• Problem requirements: Repeat each entry in full, exactly.

• Given records:

------------------------------------------------

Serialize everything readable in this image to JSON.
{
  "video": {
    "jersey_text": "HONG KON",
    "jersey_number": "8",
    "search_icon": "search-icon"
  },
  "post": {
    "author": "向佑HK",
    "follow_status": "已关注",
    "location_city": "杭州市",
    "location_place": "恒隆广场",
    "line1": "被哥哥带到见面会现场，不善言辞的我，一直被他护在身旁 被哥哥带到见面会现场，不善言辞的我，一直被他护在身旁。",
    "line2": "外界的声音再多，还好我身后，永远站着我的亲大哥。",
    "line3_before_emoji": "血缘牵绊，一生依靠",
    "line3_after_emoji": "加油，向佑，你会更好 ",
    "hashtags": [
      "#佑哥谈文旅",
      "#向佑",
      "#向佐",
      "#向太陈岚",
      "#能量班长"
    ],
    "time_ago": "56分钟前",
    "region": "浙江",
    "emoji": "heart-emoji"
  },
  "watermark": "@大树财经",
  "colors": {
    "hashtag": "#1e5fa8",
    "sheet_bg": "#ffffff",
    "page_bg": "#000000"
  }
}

------------------------------------------------

• Answer to the task:
Serialize everything readable in this image to JSON.
{
  "video": {
    "jersey_text": "HONG KON",
    "jersey_number": "8",
    "search_icon": "search-icon"
  },
  "post": {
    "author": "向佑HK",
    "follow_status": "已关注",
    "location_city": "杭州市",
    "location_place": "恒隆广场",
    "line1": "被哥哥带到见面会现场，不善言辞的我，一直被他护在身旁 被哥哥带到见面会现场，不善言辞的我，一直被他护在身旁。",
    "line2": "外界的声音再多，还好我身后，永远站着我的亲大哥。",
    "line3_before_emoji": "血缘牵绊，一生依靠",
    "line3_after_emoji": "加油，向佑，你会更好 ",
    "hashtags": [
      "#佑哥谈文旅",
      "#向佑",
      "#向佐",
      "#向太陈岚",
      "#能量班长"
    ],
    "time_ago": "56分钟前",
    "region": "浙江",
    "emoji": "heart-emoji"
  },
  "watermark": "@大树财经",
  "colors": {
    "hashtag": "#1e5fa8",
    "sheet_bg": "#ffffff",
    "page_bg": "#000000"
  }
}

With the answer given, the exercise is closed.